Filter this material down to the lines that hold "screenshot", copying each one.

### Provided records

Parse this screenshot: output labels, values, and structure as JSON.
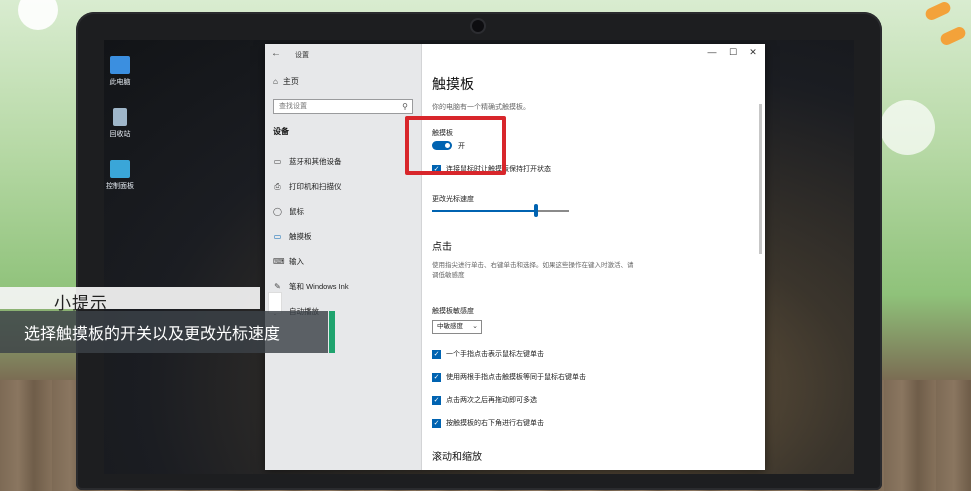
{
  "window": {
    "title": "设置",
    "back": "←",
    "minimize": "—",
    "maximize": "☐",
    "close": "✕"
  },
  "desktop": {
    "icons": [
      {
        "label": "此电脑",
        "color": "#3b8fe0"
      },
      {
        "label": "回收站",
        "color": "#9fb6c9"
      },
      {
        "label": "控制面板",
        "color": "#3aa6d8"
      }
    ]
  },
  "sidebar": {
    "home": "主页",
    "search_placeholder": "查找设置",
    "section": "设备",
    "items": [
      {
        "label": "蓝牙和其他设备",
        "icon": "▭"
      },
      {
        "label": "打印机和扫描仪",
        "icon": "⎙"
      },
      {
        "label": "鼠标",
        "icon": "◯"
      },
      {
        "label": "触摸板",
        "icon": "▭"
      },
      {
        "label": "输入",
        "icon": "⌨"
      },
      {
        "label": "笔和 Windows Ink",
        "icon": "✎"
      },
      {
        "label": "自动播放",
        "icon": "▶"
      }
    ]
  },
  "main": {
    "title": "触摸板",
    "description": "你的电脑有一个精确式触摸板。",
    "touchpad_label": "触摸板",
    "toggle_state": "开",
    "toggle_on": true,
    "keep_on_label": "连接鼠标时让触摸板保持打开状态",
    "cursor_speed_label": "更改光标速度",
    "cursor_speed": 0.76,
    "tap_heading": "点击",
    "tap_description": "使用指尖进行单击、右键单击和选择。如果这些操作在键入时激活、请调低敏感度",
    "sensitivity_label": "触摸板敏感度",
    "sensitivity_value": "中敏感度",
    "options": [
      "一个手指点击表示鼠标左键单击",
      "使用两根手指点击触摸板等同于鼠标右键单击",
      "点击两次之后再拖动即可多选",
      "按触摸板的右下角进行右键单击"
    ],
    "scroll_heading": "滚动和缩放"
  },
  "tip": {
    "title": "小提示",
    "text": "选择触摸板的开关以及更改光标速度"
  },
  "colors": {
    "accent": "#0063b1",
    "highlight": "#d8262b",
    "tip_accent": "#1fa36e"
  }
}
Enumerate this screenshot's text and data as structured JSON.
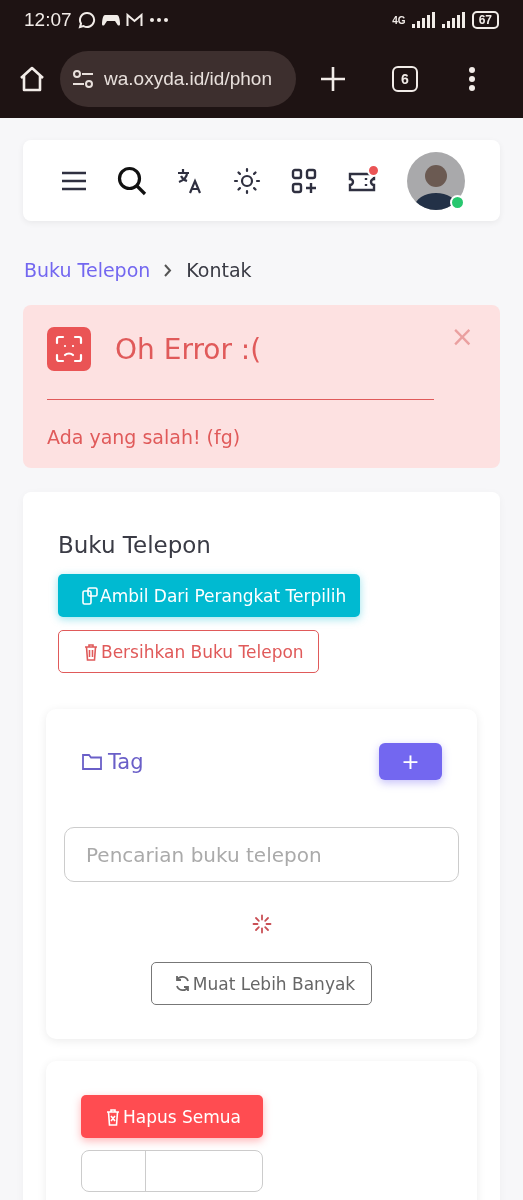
{
  "status_bar": {
    "time": "12:07",
    "network": "4G",
    "battery": "67"
  },
  "browser": {
    "url": "wa.oxyda.id/id/phon",
    "tab_count": "6"
  },
  "navbar": {
    "notification": true,
    "online": true
  },
  "breadcrumb": [
    {
      "label": "Buku Telepon",
      "kind": "link"
    },
    {
      "label": "Kontak",
      "kind": "current"
    }
  ],
  "alert": {
    "title": "Oh Error :(",
    "message": "Ada yang salah! (fg)",
    "close": "×"
  },
  "phonebook": {
    "title": "Buku Telepon",
    "buttons": [
      {
        "label": "Ambil Dari Perangkat Terpilih",
        "kind": "fetch"
      },
      {
        "label": "Bersihkan Buku Telepon",
        "kind": "clear"
      }
    ]
  },
  "tags": {
    "title": "Tag",
    "add": "+",
    "search": {
      "placeholder": "Pencarian buku telepon"
    },
    "loading": true,
    "load_more": "Muat Lebih Banyak"
  },
  "contacts": {
    "delete_all": "Hapus Semua"
  }
}
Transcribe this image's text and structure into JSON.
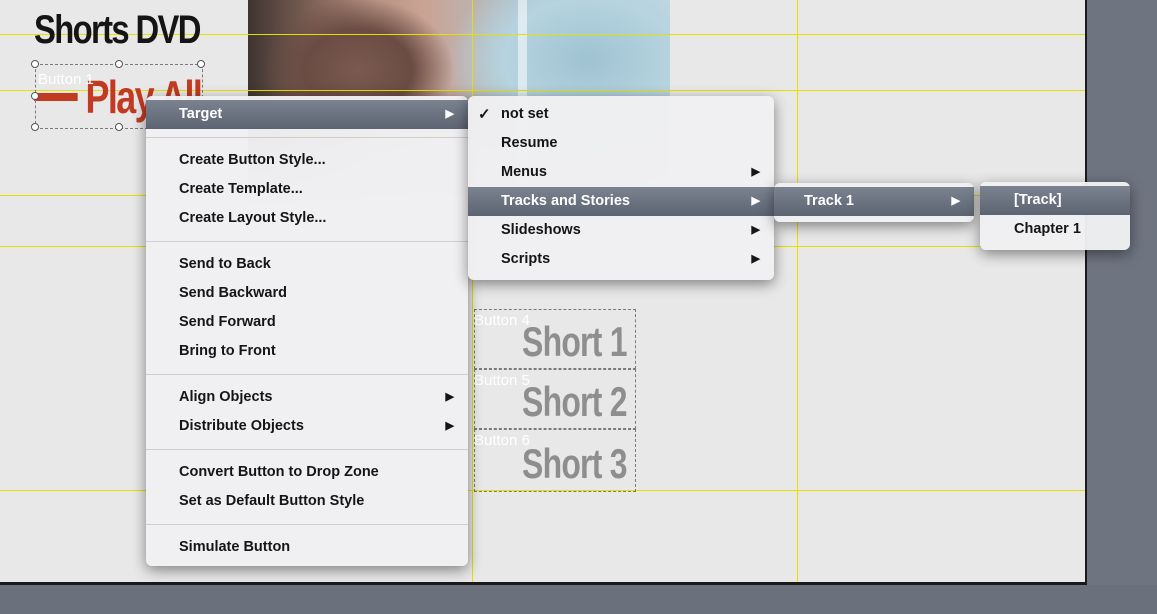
{
  "canvas": {
    "title": "Shorts DVD",
    "play_button_text": "Play All",
    "button_tag_play": "Button 1",
    "shorts": [
      {
        "tag": "Button 4",
        "text": "Short 1"
      },
      {
        "tag": "Button 5",
        "text": "Short 2"
      },
      {
        "tag": "Button 6",
        "text": "Short 3"
      }
    ]
  },
  "context_menu": {
    "items": [
      {
        "label": "Target",
        "submenu": true,
        "highlighted": true
      },
      {
        "separator": true
      },
      {
        "label": "Create Button Style..."
      },
      {
        "label": "Create Template..."
      },
      {
        "label": "Create Layout Style..."
      },
      {
        "separator": true
      },
      {
        "label": "Send to Back"
      },
      {
        "label": "Send Backward"
      },
      {
        "label": "Send Forward"
      },
      {
        "label": "Bring to Front"
      },
      {
        "separator": true
      },
      {
        "label": "Align Objects",
        "submenu": true
      },
      {
        "label": "Distribute Objects",
        "submenu": true
      },
      {
        "separator": true
      },
      {
        "label": "Convert Button to Drop Zone"
      },
      {
        "label": "Set as Default Button Style"
      },
      {
        "separator": true
      },
      {
        "label": "Simulate Button"
      }
    ]
  },
  "target_menu": {
    "items": [
      {
        "label": "not set",
        "checked": true
      },
      {
        "label": "Resume"
      },
      {
        "label": "Menus",
        "submenu": true
      },
      {
        "label": "Tracks and Stories",
        "submenu": true,
        "highlighted": true
      },
      {
        "label": "Slideshows",
        "submenu": true
      },
      {
        "label": "Scripts",
        "submenu": true
      }
    ]
  },
  "tracks_menu": {
    "items": [
      {
        "label": "Track 1",
        "submenu": true,
        "highlighted": true
      }
    ]
  },
  "track1_menu": {
    "items": [
      {
        "label": "[Track]",
        "highlighted": true
      },
      {
        "label": "Chapter 1"
      }
    ]
  },
  "colors": {
    "guide": "#e6e000",
    "highlight": "#5c6472",
    "play_text": "#c23a22"
  }
}
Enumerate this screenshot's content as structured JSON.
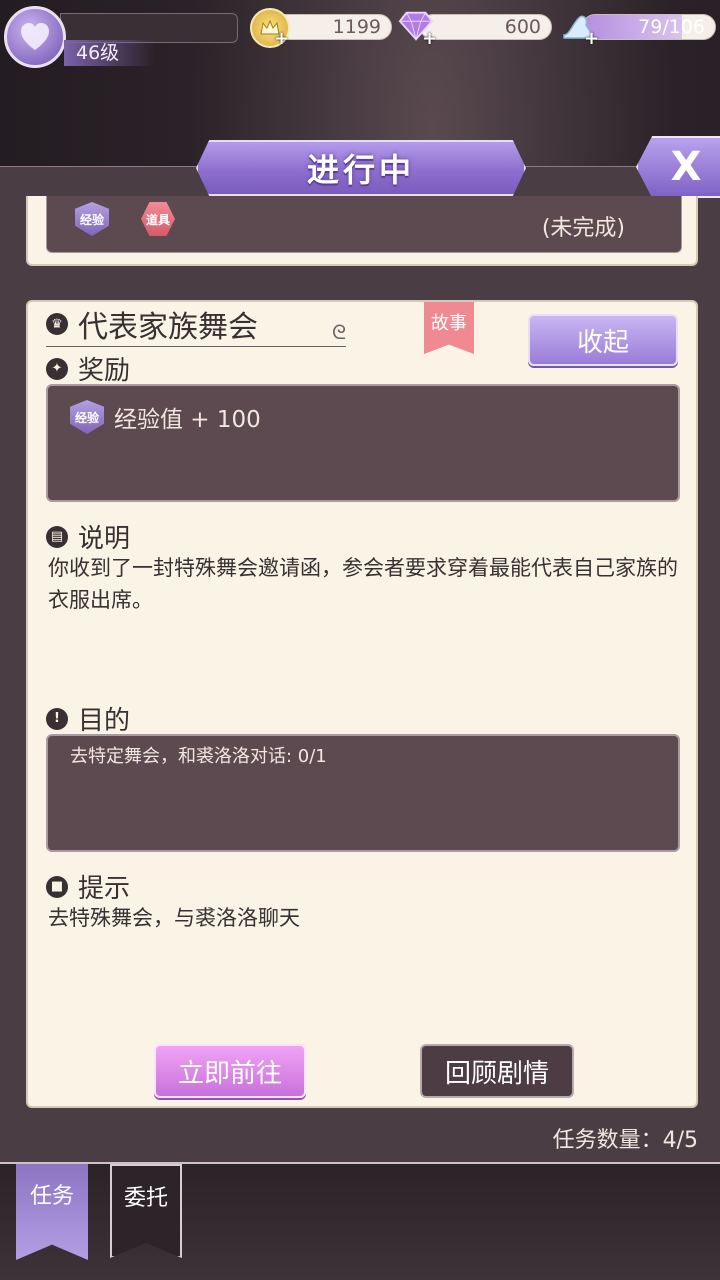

######

Complete output:
Parse this screenshot: output labels, values, and structure as JSON.
Enumerate this screenshot's text and data as structured JSON.
Enumerate this screenshot's content as structured JSON.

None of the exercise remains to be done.